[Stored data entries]
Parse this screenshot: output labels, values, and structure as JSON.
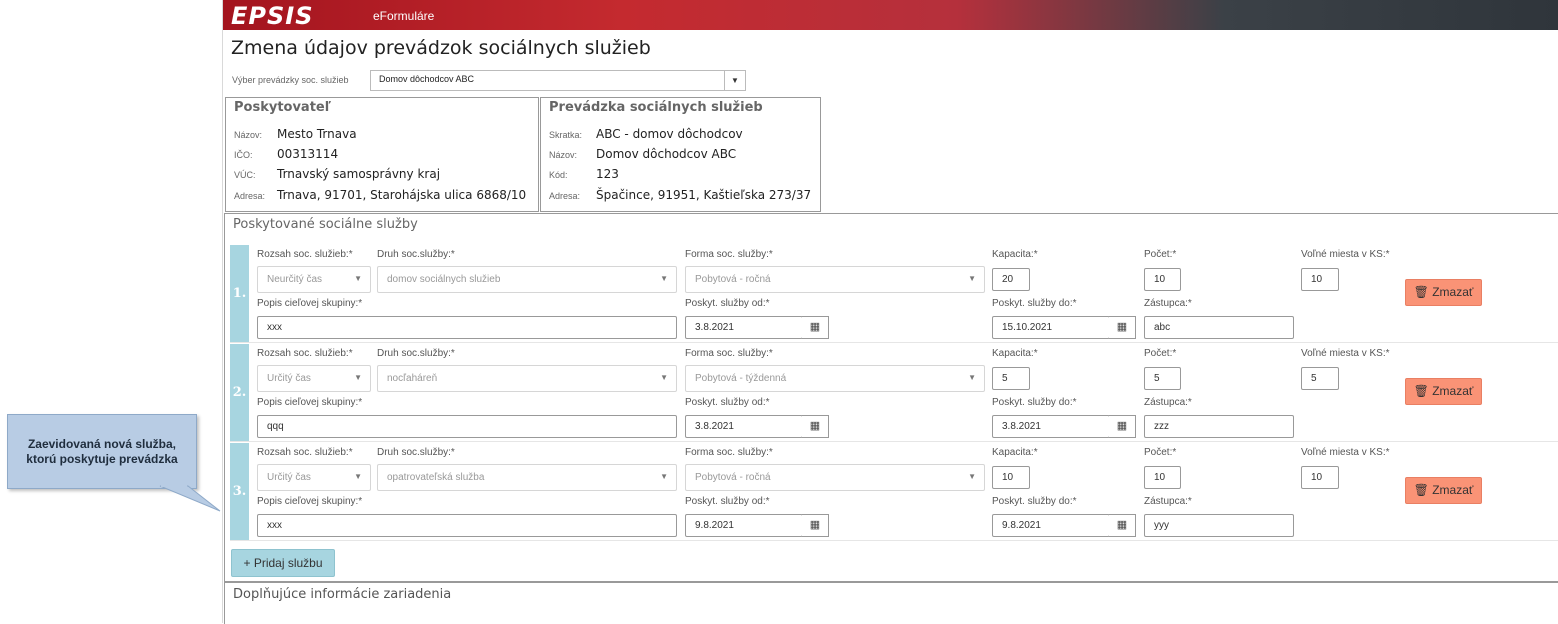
{
  "header": {
    "logo": "EPSIS",
    "app_name": "eFormuláre"
  },
  "page_title": "Zmena údajov prevádzok sociálnych služieb",
  "selector": {
    "label": "Výber prevádzky soc. služieb",
    "value": "Domov dôchodcov ABC"
  },
  "provider": {
    "title": "Poskytovateľ",
    "fields": [
      {
        "key": "Názov:",
        "value": "Mesto Trnava"
      },
      {
        "key": "IČO:",
        "value": "00313114"
      },
      {
        "key": "VÚC:",
        "value": "Trnavský samosprávny kraj"
      },
      {
        "key": "Adresa:",
        "value": "Trnava, 91701, Starohájska ulica 6868/10"
      }
    ]
  },
  "facility": {
    "title": "Prevádzka sociálnych služieb",
    "fields": [
      {
        "key": "Skratka:",
        "value": "ABC - domov dôchodcov"
      },
      {
        "key": "Názov:",
        "value": "Domov dôchodcov ABC"
      },
      {
        "key": "Kód:",
        "value": "123"
      },
      {
        "key": "Adresa:",
        "value": "Špačince, 91951, Kaštieľska 273/37"
      }
    ]
  },
  "services": {
    "title": "Poskytované sociálne služby",
    "labels": {
      "scope": "Rozsah soc. služieb:*",
      "type": "Druh soc.služby:*",
      "form": "Forma soc. služby:*",
      "capacity": "Kapacita:*",
      "count": "Počet:*",
      "free": "Voľné miesta v KS:*",
      "target": "Popis cieľovej skupiny:*",
      "from": "Poskyt. služby od:*",
      "to": "Poskyt. služby do:*",
      "deputy": "Zástupca:*"
    },
    "delete_label": "Zmazať",
    "add_label": "Pridaj službu",
    "rows": [
      {
        "num": "1.",
        "scope": "Neurčitý čas",
        "type": "domov sociálnych služieb",
        "form": "Pobytová - ročná",
        "capacity": "20",
        "count": "10",
        "free": "10",
        "target": "xxx",
        "from": "3.8.2021",
        "to": "15.10.2021",
        "deputy": "abc"
      },
      {
        "num": "2.",
        "scope": "Určitý čas",
        "type": "nocľaháreň",
        "form": "Pobytová - týždenná",
        "capacity": "5",
        "count": "5",
        "free": "5",
        "target": "qqq",
        "from": "3.8.2021",
        "to": "3.8.2021",
        "deputy": "zzz"
      },
      {
        "num": "3.",
        "scope": "Určitý čas",
        "type": "opatrovateľská služba",
        "form": "Pobytová - ročná",
        "capacity": "10",
        "count": "10",
        "free": "10",
        "target": "xxx",
        "from": "9.8.2021",
        "to": "9.8.2021",
        "deputy": "yyy"
      }
    ]
  },
  "extra_title": "Doplňujúce informácie zariadenia",
  "callout": {
    "line1": "Zaevidovaná nová služba,",
    "line2": "ktorú poskytuje prevádzka"
  },
  "colors": {
    "header_red": "#a3141e",
    "row_accent": "#a7d5e0",
    "delete_button": "#fa9376"
  }
}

**THE PROBLEM**
Keep the pictures out of the copy and return the rest of the data above exactly.

**EXPECTED ANSWER**
Parse this screenshot: output labels, values, and structure as JSON.
{
  "header": {
    "logo": "EPSIS",
    "app_name": "eFormuláre"
  },
  "page_title": "Zmena údajov prevádzok sociálnych služieb",
  "selector": {
    "label": "Výber prevádzky soc. služieb",
    "value": "Domov dôchodcov ABC"
  },
  "provider": {
    "title": "Poskytovateľ",
    "fields": [
      {
        "key": "Názov:",
        "value": "Mesto Trnava"
      },
      {
        "key": "IČO:",
        "value": "00313114"
      },
      {
        "key": "VÚC:",
        "value": "Trnavský samosprávny kraj"
      },
      {
        "key": "Adresa:",
        "value": "Trnava, 91701, Starohájska ulica 6868/10"
      }
    ]
  },
  "facility": {
    "title": "Prevádzka sociálnych služieb",
    "fields": [
      {
        "key": "Skratka:",
        "value": "ABC - domov dôchodcov"
      },
      {
        "key": "Názov:",
        "value": "Domov dôchodcov ABC"
      },
      {
        "key": "Kód:",
        "value": "123"
      },
      {
        "key": "Adresa:",
        "value": "Špačince, 91951, Kaštieľska 273/37"
      }
    ]
  },
  "services": {
    "title": "Poskytované sociálne služby",
    "labels": {
      "scope": "Rozsah soc. služieb:*",
      "type": "Druh soc.služby:*",
      "form": "Forma soc. služby:*",
      "capacity": "Kapacita:*",
      "count": "Počet:*",
      "free": "Voľné miesta v KS:*",
      "target": "Popis cieľovej skupiny:*",
      "from": "Poskyt. služby od:*",
      "to": "Poskyt. služby do:*",
      "deputy": "Zástupca:*"
    },
    "delete_label": "Zmazať",
    "add_label": "Pridaj službu",
    "rows": [
      {
        "num": "1.",
        "scope": "Neurčitý čas",
        "type": "domov sociálnych služieb",
        "form": "Pobytová - ročná",
        "capacity": "20",
        "count": "10",
        "free": "10",
        "target": "xxx",
        "from": "3.8.2021",
        "to": "15.10.2021",
        "deputy": "abc"
      },
      {
        "num": "2.",
        "scope": "Určitý čas",
        "type": "nocľaháreň",
        "form": "Pobytová - týždenná",
        "capacity": "5",
        "count": "5",
        "free": "5",
        "target": "qqq",
        "from": "3.8.2021",
        "to": "3.8.2021",
        "deputy": "zzz"
      },
      {
        "num": "3.",
        "scope": "Určitý čas",
        "type": "opatrovateľská služba",
        "form": "Pobytová - ročná",
        "capacity": "10",
        "count": "10",
        "free": "10",
        "target": "xxx",
        "from": "9.8.2021",
        "to": "9.8.2021",
        "deputy": "yyy"
      }
    ]
  },
  "extra_title": "Doplňujúce informácie zariadenia",
  "callout": {
    "line1": "Zaevidovaná nová služba,",
    "line2": "ktorú poskytuje prevádzka"
  },
  "colors": {
    "header_red": "#a3141e",
    "row_accent": "#a7d5e0",
    "delete_button": "#fa9376"
  }
}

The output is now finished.